>>>

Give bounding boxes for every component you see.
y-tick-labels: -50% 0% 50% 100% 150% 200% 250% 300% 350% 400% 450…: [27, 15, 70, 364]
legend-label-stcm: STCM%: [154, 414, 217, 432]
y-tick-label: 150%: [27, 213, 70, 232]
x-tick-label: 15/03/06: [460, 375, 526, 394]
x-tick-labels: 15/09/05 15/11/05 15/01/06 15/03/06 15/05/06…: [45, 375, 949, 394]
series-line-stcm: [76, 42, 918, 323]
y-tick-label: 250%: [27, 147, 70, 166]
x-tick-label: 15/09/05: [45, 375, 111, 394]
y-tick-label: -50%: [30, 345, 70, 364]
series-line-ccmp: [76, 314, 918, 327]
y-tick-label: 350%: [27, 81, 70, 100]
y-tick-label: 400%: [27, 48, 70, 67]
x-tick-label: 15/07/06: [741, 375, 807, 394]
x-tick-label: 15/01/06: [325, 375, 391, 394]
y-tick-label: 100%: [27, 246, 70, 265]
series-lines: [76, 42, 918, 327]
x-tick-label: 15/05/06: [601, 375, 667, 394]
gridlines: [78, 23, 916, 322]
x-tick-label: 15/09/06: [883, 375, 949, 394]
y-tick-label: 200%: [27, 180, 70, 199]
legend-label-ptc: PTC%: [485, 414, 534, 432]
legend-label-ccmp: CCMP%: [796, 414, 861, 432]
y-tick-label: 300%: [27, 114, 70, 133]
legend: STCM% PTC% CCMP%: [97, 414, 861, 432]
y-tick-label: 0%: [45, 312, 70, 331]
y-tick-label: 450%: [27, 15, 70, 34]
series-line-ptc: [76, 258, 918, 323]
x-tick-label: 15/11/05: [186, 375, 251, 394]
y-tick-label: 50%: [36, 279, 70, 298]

<<<
>>>

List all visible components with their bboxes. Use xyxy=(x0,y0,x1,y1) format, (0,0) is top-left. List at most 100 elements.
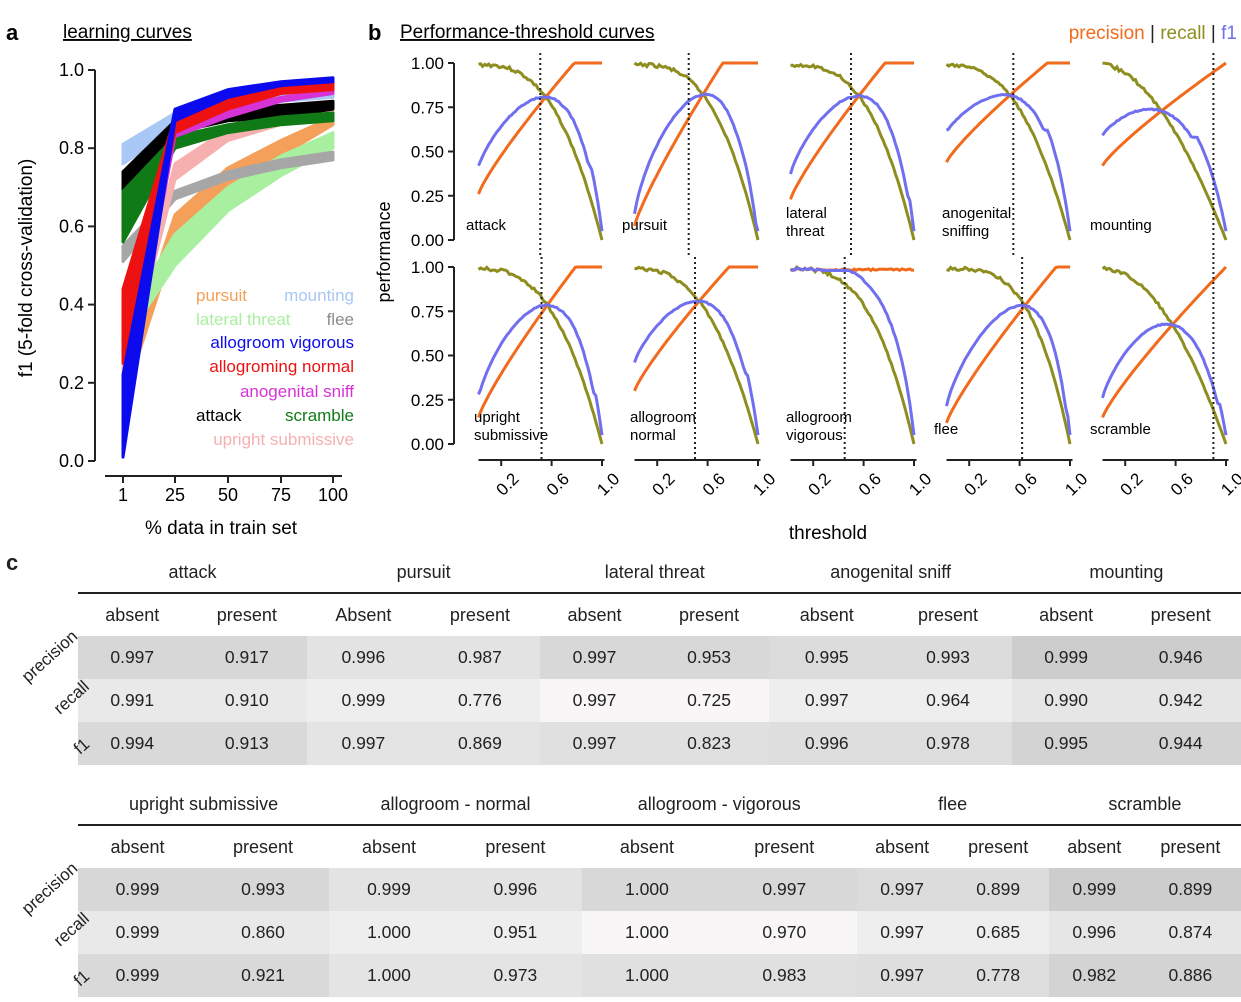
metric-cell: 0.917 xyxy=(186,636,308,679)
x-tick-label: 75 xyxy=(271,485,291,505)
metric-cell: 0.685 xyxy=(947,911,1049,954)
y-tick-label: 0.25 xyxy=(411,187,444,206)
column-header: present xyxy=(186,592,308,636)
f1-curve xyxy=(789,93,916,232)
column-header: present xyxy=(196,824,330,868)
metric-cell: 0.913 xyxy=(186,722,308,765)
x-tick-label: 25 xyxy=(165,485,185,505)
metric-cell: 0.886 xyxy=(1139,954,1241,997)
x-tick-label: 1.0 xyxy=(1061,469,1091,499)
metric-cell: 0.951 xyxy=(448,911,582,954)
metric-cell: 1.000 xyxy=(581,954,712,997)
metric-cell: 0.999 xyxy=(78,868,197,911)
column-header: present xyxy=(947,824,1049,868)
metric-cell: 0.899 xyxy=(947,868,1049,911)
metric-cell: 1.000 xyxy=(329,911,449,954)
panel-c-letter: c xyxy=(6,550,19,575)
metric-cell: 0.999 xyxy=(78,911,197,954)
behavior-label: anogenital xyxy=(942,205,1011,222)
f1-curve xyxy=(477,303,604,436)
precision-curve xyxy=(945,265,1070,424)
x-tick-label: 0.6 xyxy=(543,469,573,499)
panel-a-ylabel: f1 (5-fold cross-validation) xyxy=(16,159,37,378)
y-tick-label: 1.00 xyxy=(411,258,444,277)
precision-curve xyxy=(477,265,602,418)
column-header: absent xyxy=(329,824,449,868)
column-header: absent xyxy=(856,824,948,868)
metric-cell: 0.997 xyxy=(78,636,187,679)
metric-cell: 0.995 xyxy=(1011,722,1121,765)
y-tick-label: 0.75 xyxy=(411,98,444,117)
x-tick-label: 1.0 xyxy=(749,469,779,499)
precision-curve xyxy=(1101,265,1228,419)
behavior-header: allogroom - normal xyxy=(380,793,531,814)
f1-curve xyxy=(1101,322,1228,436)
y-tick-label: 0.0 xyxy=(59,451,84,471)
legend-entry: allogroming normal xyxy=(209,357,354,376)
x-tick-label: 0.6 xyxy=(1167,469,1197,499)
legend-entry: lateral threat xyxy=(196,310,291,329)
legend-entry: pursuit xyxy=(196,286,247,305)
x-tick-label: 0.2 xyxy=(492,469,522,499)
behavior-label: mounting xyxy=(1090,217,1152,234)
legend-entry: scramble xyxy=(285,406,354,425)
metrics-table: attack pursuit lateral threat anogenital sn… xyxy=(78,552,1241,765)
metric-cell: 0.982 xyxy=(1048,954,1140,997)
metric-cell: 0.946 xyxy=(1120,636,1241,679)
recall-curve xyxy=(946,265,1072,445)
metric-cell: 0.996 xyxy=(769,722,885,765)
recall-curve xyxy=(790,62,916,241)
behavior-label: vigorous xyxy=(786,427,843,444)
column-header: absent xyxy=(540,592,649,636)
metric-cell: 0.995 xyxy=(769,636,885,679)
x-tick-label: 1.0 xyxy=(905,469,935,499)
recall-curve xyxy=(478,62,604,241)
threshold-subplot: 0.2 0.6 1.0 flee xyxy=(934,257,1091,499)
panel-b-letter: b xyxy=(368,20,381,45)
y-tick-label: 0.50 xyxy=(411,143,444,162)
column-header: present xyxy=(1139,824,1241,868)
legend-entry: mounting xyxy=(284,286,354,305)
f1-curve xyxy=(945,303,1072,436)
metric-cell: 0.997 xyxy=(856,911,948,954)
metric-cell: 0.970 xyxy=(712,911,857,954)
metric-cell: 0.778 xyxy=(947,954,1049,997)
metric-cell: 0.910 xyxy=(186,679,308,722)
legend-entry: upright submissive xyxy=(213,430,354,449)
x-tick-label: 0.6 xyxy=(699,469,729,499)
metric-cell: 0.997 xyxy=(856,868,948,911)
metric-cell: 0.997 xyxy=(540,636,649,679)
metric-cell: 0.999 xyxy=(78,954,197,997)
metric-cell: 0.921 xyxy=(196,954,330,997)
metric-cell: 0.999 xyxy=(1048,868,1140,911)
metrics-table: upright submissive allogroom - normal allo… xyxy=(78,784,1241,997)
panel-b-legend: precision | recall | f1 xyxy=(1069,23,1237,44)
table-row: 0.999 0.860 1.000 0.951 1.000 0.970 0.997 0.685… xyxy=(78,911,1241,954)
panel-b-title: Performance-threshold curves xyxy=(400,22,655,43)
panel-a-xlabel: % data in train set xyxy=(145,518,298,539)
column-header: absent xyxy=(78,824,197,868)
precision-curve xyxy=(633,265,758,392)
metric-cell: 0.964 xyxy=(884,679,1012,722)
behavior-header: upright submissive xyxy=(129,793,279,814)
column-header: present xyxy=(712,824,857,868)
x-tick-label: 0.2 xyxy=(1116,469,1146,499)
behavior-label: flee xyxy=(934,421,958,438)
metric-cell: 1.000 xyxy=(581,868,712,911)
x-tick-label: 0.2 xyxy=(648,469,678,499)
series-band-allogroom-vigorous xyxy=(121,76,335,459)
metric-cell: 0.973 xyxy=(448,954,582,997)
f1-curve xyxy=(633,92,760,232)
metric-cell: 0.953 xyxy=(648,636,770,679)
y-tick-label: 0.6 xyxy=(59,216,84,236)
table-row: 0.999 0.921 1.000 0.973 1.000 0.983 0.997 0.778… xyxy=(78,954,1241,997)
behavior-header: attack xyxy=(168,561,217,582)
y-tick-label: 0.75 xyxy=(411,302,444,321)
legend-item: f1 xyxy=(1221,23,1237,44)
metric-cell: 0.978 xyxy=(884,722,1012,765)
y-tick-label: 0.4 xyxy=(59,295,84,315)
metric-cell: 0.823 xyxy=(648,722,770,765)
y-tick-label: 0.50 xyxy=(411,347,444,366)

<<<

WHAT THIS TASK INVOLVES
Can you set down, with no changes, the entries from the line with "Give bounding boxes" up to and including the line with "y-tick-label: 50%: [36, 279, 70, 298]"?

FINAL ANSWER
Give bounding boxes for every component you see.
y-tick-labels: -50% 0% 50% 100% 150% 200% 250% 300% 350% 400% 450…: [27, 15, 70, 364]
legend-label-stcm: STCM%: [154, 414, 217, 432]
y-tick-label: 150%: [27, 213, 70, 232]
x-tick-label: 15/03/06: [460, 375, 526, 394]
x-tick-labels: 15/09/05 15/11/05 15/01/06 15/03/06 15/05/06…: [45, 375, 949, 394]
series-line-stcm: [76, 42, 918, 323]
y-tick-label: 250%: [27, 147, 70, 166]
x-tick-label: 15/09/05: [45, 375, 111, 394]
y-tick-label: -50%: [30, 345, 70, 364]
series-line-ccmp: [76, 314, 918, 327]
y-tick-label: 350%: [27, 81, 70, 100]
y-tick-label: 400%: [27, 48, 70, 67]
x-tick-label: 15/07/06: [741, 375, 807, 394]
x-tick-label: 15/01/06: [325, 375, 391, 394]
y-tick-label: 100%: [27, 246, 70, 265]
series-lines: [76, 42, 918, 327]
x-tick-label: 15/05/06: [601, 375, 667, 394]
gridlines: [78, 23, 916, 322]
x-tick-label: 15/09/06: [883, 375, 949, 394]
y-tick-label: 200%: [27, 180, 70, 199]
legend-label-ptc: PTC%: [485, 414, 534, 432]
legend-label-ccmp: CCMP%: [796, 414, 861, 432]
y-tick-label: 300%: [27, 114, 70, 133]
legend: STCM% PTC% CCMP%: [97, 414, 861, 432]
y-tick-label: 0%: [45, 312, 70, 331]
y-tick-label: 450%: [27, 15, 70, 34]
series-line-ptc: [76, 258, 918, 323]
x-tick-label: 15/11/05: [186, 375, 251, 394]
y-tick-label: 50%: [36, 279, 70, 298]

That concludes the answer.